» **Exercise instructions**
Reproduce the entries exactly.

» **Entries shown**
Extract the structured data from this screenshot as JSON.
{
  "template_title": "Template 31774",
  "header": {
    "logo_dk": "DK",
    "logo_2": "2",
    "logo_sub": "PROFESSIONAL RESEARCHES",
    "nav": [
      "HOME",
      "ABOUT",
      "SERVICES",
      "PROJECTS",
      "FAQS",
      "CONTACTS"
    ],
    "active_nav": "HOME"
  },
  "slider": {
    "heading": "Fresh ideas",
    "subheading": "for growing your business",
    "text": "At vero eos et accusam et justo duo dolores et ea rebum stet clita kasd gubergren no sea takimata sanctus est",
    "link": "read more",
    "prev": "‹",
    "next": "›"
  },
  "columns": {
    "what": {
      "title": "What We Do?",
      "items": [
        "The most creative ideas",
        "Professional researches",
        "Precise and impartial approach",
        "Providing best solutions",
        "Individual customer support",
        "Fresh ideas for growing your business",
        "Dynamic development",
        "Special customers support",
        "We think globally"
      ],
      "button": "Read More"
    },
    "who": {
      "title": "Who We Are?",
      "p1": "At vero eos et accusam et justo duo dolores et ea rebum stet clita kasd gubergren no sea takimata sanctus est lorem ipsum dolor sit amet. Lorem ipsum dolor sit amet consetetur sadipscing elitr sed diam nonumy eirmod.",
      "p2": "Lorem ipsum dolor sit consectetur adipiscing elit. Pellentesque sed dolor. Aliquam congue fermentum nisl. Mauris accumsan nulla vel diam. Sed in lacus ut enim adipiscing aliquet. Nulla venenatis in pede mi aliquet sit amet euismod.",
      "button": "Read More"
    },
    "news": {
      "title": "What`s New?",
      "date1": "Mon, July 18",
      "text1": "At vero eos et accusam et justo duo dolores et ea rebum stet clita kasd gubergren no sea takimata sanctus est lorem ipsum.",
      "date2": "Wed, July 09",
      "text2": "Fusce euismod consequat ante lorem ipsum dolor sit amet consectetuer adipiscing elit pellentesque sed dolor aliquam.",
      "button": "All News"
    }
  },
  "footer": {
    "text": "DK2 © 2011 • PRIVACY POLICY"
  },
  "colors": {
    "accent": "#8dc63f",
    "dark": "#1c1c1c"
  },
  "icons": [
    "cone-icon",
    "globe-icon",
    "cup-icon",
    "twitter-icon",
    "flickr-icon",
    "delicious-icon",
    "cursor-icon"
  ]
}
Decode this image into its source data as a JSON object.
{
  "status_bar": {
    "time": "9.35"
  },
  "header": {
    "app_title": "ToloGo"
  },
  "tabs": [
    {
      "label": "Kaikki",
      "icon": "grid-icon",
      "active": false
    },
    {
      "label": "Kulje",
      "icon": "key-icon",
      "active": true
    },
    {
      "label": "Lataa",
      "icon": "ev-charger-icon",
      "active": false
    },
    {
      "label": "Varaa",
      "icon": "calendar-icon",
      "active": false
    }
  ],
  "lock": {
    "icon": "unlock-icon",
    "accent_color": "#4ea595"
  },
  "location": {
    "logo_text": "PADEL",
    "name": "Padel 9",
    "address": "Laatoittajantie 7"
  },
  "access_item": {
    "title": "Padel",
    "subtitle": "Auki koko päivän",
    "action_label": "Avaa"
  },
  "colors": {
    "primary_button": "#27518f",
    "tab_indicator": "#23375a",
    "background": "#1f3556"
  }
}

» **Output**
Extract the structured data from this screenshot as JSON.
{
  "template_title": "Template 31774",
  "header": {
    "logo_dk": "DK",
    "logo_2": "2",
    "logo_sub": "PROFESSIONAL RESEARCHES",
    "nav": [
      "HOME",
      "ABOUT",
      "SERVICES",
      "PROJECTS",
      "FAQS",
      "CONTACTS"
    ],
    "active_nav": "HOME"
  },
  "slider": {
    "heading": "Fresh ideas",
    "subheading": "for growing your business",
    "text": "At vero eos et accusam et justo duo dolores et ea rebum stet clita kasd gubergren no sea takimata sanctus est",
    "link": "read more",
    "prev": "‹",
    "next": "›"
  },
  "columns": {
    "what": {
      "title": "What We Do?",
      "items": [
        "The most creative ideas",
        "Professional researches",
        "Precise and impartial approach",
        "Providing best solutions",
        "Individual customer support",
        "Fresh ideas for growing your business",
        "Dynamic development",
        "Special customers support",
        "We think globally"
      ],
      "button": "Read More"
    },
    "who": {
      "title": "Who We Are?",
      "p1": "At vero eos et accusam et justo duo dolores et ea rebum stet clita kasd gubergren no sea takimata sanctus est lorem ipsum dolor sit amet. Lorem ipsum dolor sit amet consetetur sadipscing elitr sed diam nonumy eirmod.",
      "p2": "Lorem ipsum dolor sit consectetur adipiscing elit. Pellentesque sed dolor. Aliquam congue fermentum nisl. Mauris accumsan nulla vel diam. Sed in lacus ut enim adipiscing aliquet. Nulla venenatis in pede mi aliquet sit amet euismod.",
      "button": "Read More"
    },
    "news": {
      "title": "What`s New?",
      "date1": "Mon, July 18",
      "text1": "At vero eos et accusam et justo duo dolores et ea rebum stet clita kasd gubergren no sea takimata sanctus est lorem ipsum.",
      "date2": "Wed, July 09",
      "text2": "Fusce euismod consequat ante lorem ipsum dolor sit amet consectetuer adipiscing elit pellentesque sed dolor aliquam.",
      "button": "All News"
    }
  },
  "footer": {
    "text": "DK2 © 2011 • PRIVACY POLICY"
  },
  "colors": {
    "accent": "#8dc63f",
    "dark": "#1c1c1c"
  },
  "icons": [
    "cone-icon",
    "globe-icon",
    "cup-icon",
    "twitter-icon",
    "flickr-icon",
    "delicious-icon",
    "cursor-icon"
  ]
}
Decode this image into its source data as a JSON object.
{
  "status_bar": {
    "time": "9.35"
  },
  "header": {
    "app_title": "ToloGo"
  },
  "tabs": [
    {
      "label": "Kaikki",
      "icon": "grid-icon",
      "active": false
    },
    {
      "label": "Kulje",
      "icon": "key-icon",
      "active": true
    },
    {
      "label": "Lataa",
      "icon": "ev-charger-icon",
      "active": false
    },
    {
      "label": "Varaa",
      "icon": "calendar-icon",
      "active": false
    }
  ],
  "lock": {
    "icon": "unlock-icon",
    "accent_color": "#4ea595"
  },
  "location": {
    "logo_text": "PADEL",
    "name": "Padel 9",
    "address": "Laatoittajantie 7"
  },
  "access_item": {
    "title": "Padel",
    "subtitle": "Auki koko päivän",
    "action_label": "Avaa"
  },
  "colors": {
    "primary_button": "#27518f",
    "tab_indicator": "#23375a",
    "background": "#1f3556"
  }
}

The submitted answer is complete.